● **Chart and figure data**
━━━━━━━━━━━━━━━━
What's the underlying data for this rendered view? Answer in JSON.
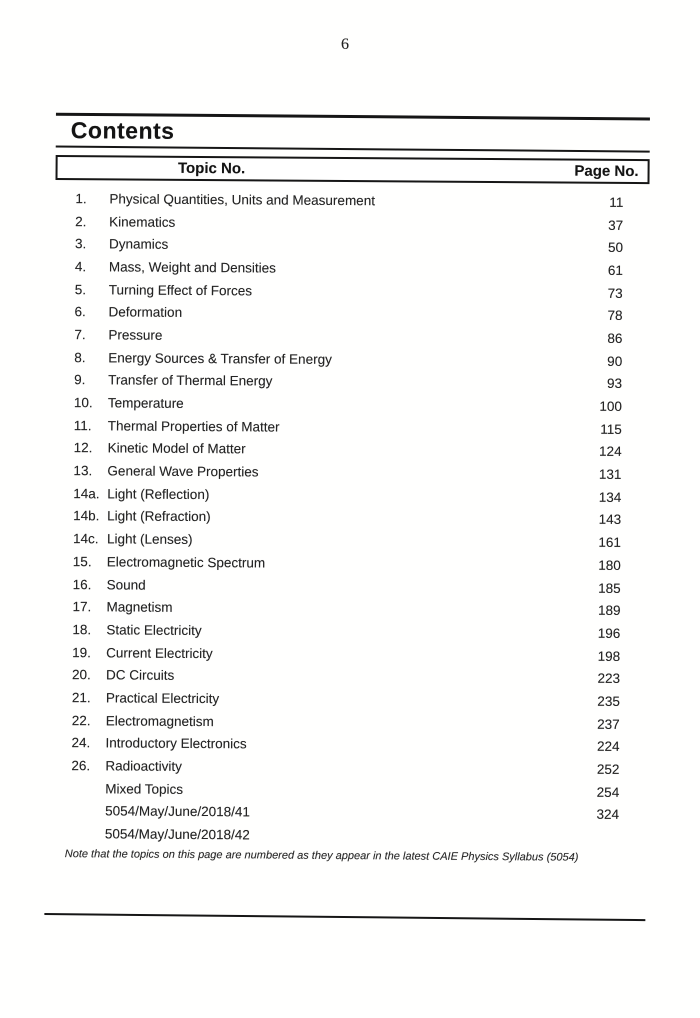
{
  "page": {
    "number": "6",
    "note": "Note that the topics on this page are numbered as they appear in the latest CAIE Physics Syllabus (5054)"
  },
  "contents": {
    "title": "Contents",
    "columns": {
      "topic": "Topic No.",
      "page": "Page No."
    },
    "rows": [
      {
        "no": "1.",
        "topic": "Physical Quantities, Units and Measurement",
        "page": "11"
      },
      {
        "no": "2.",
        "topic": "Kinematics",
        "page": "37"
      },
      {
        "no": "3.",
        "topic": "Dynamics",
        "page": "50"
      },
      {
        "no": "4.",
        "topic": "Mass, Weight and Densities",
        "page": "61"
      },
      {
        "no": "5.",
        "topic": "Turning Effect of Forces",
        "page": "73"
      },
      {
        "no": "6.",
        "topic": "Deformation",
        "page": "78"
      },
      {
        "no": "7.",
        "topic": "Pressure",
        "page": "86"
      },
      {
        "no": "8.",
        "topic": "Energy Sources & Transfer of Energy",
        "page": "90"
      },
      {
        "no": "9.",
        "topic": "Transfer of Thermal Energy",
        "page": "93"
      },
      {
        "no": "10.",
        "topic": "Temperature",
        "page": "100"
      },
      {
        "no": "11.",
        "topic": "Thermal Properties of Matter",
        "page": "115"
      },
      {
        "no": "12.",
        "topic": "Kinetic Model of Matter",
        "page": "124"
      },
      {
        "no": "13.",
        "topic": "General Wave Properties",
        "page": "131"
      },
      {
        "no": "14a.",
        "topic": "Light (Reflection)",
        "page": "134"
      },
      {
        "no": "14b.",
        "topic": "Light (Refraction)",
        "page": "143"
      },
      {
        "no": "14c.",
        "topic": "Light (Lenses)",
        "page": "161"
      },
      {
        "no": "15.",
        "topic": "Electromagnetic Spectrum",
        "page": "180"
      },
      {
        "no": "16.",
        "topic": "Sound",
        "page": "185"
      },
      {
        "no": "17.",
        "topic": "Magnetism",
        "page": "189"
      },
      {
        "no": "18.",
        "topic": "Static Electricity",
        "page": "196"
      },
      {
        "no": "19.",
        "topic": "Current Electricity",
        "page": "198"
      },
      {
        "no": "20.",
        "topic": "DC Circuits",
        "page": "223"
      },
      {
        "no": "21.",
        "topic": "Practical Electricity",
        "page": "235"
      },
      {
        "no": "22.",
        "topic": "Electromagnetism",
        "page": "237"
      },
      {
        "no": "24.",
        "topic": "Introductory Electronics",
        "page": "224"
      },
      {
        "no": "26.",
        "topic": "Radioactivity",
        "page": "252"
      },
      {
        "no": "",
        "topic": "Mixed Topics",
        "page": "254"
      },
      {
        "no": "",
        "topic": "5054/May/June/2018/41",
        "page": "324"
      },
      {
        "no": "",
        "topic": "5054/May/June/2018/42",
        "page": ""
      }
    ]
  }
}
━━━━━━━━━━━━━━━━
Take every line containing the word "Transfer" and copy it.

        "topic": "Energy Sources & Transfer of Energy",
        "topic": "Transfer of Thermal Energy",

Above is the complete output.